## Exercise
Take each line that has the word "POBEDA" and return it.

## Extracted records

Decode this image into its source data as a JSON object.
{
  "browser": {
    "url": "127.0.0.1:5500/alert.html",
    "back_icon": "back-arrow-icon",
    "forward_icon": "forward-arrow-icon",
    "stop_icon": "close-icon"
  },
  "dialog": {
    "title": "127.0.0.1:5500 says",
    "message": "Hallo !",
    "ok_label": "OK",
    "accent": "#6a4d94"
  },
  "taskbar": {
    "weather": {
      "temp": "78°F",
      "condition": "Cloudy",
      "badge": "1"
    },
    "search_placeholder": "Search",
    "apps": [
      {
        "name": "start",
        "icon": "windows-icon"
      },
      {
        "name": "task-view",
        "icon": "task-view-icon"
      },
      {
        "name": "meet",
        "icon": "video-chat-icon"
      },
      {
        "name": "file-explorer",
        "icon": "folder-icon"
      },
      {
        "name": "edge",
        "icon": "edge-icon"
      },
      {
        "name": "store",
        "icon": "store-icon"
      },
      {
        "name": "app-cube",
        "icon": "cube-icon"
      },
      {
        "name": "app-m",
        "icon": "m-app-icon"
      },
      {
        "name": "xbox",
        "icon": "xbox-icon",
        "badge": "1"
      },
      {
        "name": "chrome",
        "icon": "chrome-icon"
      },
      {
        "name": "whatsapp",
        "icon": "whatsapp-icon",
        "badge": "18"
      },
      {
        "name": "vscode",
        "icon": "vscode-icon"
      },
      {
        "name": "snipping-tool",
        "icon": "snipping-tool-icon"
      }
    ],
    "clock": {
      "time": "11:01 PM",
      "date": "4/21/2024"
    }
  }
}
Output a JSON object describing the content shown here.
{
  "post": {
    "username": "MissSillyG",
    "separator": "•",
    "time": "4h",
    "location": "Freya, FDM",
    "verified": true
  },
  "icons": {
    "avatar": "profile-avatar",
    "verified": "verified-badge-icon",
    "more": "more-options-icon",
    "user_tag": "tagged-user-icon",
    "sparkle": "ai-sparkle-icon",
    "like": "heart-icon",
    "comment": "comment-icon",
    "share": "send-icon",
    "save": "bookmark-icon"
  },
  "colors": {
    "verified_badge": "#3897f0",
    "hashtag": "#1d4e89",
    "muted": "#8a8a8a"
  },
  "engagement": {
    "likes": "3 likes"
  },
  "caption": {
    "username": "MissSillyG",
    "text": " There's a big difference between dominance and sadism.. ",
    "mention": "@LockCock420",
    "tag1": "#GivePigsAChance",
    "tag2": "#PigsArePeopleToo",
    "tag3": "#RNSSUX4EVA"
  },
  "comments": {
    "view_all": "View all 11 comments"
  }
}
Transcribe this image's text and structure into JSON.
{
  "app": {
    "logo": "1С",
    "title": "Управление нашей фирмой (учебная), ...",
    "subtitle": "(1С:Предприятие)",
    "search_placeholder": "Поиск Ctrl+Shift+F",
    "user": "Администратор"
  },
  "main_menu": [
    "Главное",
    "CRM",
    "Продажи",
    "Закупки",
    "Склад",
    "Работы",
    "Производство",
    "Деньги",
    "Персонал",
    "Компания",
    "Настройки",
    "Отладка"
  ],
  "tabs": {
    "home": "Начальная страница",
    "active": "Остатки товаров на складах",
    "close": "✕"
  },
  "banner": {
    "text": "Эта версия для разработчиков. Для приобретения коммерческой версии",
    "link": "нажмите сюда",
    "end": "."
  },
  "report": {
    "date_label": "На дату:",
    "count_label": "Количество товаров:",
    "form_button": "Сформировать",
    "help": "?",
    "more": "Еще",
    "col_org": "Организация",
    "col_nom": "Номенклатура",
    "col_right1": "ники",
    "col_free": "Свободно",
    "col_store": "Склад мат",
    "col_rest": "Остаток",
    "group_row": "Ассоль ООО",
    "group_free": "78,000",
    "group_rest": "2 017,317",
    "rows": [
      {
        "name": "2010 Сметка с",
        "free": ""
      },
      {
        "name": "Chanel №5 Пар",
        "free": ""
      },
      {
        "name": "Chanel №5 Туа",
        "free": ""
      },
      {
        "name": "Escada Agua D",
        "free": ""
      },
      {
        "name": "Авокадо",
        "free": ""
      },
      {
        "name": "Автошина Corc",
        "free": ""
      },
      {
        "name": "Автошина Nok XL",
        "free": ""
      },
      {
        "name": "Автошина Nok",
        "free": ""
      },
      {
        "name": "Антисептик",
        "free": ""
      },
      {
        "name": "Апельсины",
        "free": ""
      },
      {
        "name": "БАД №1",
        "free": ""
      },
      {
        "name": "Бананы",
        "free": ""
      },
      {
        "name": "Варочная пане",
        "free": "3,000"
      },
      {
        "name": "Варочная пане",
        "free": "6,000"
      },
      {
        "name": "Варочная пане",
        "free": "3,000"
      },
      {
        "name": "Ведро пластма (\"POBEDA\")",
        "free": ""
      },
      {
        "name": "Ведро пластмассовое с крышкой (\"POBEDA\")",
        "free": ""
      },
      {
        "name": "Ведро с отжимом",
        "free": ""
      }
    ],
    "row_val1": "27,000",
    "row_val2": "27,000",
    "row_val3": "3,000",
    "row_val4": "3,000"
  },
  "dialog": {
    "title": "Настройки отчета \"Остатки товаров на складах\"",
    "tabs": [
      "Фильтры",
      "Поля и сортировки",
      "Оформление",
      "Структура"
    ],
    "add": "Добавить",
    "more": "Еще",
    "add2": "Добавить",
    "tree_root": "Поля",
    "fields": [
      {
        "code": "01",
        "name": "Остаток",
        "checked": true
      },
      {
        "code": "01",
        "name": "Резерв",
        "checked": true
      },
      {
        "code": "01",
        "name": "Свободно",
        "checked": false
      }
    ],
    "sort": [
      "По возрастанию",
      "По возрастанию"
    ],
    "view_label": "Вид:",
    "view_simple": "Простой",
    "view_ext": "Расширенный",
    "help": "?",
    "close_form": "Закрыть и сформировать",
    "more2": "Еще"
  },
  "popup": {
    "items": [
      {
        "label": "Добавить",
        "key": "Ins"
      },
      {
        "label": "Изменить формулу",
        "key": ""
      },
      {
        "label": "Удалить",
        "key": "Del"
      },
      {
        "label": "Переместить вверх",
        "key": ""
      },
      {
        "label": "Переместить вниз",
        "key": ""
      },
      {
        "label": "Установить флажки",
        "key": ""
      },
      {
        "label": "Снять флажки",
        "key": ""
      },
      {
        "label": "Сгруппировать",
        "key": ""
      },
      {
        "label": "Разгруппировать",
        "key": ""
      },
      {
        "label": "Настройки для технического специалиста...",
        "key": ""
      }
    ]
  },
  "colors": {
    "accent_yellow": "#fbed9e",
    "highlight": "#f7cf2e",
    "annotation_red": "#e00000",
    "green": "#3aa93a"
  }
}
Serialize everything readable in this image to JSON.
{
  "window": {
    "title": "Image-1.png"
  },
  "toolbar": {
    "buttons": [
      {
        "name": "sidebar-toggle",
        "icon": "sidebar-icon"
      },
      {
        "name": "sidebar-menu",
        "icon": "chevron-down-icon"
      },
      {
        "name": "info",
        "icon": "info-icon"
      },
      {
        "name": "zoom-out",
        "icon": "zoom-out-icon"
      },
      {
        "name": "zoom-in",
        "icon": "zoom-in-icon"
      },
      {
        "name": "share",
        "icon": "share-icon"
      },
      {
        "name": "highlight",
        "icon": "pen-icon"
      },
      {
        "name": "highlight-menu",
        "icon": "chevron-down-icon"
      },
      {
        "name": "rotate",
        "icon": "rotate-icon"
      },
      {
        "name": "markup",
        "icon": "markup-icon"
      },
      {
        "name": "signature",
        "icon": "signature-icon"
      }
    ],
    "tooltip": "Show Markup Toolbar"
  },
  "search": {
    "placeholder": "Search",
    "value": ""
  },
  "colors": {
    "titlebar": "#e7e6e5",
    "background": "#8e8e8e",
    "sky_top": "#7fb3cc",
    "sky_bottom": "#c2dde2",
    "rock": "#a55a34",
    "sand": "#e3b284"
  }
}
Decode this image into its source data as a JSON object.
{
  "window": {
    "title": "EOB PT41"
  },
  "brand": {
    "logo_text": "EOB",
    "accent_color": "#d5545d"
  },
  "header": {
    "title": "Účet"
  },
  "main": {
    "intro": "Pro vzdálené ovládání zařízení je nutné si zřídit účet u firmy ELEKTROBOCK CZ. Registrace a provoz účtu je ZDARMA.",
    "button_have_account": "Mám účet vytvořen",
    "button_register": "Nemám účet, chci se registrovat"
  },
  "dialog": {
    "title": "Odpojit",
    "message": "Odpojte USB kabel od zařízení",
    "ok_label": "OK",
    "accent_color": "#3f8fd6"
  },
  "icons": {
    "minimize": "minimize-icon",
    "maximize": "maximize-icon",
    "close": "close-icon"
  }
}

## Reply
        "name": "Ведро пластма (\"POBEDA\")",
        "name": "Ведро пластмассовое с крышкой (\"POBEDA\")",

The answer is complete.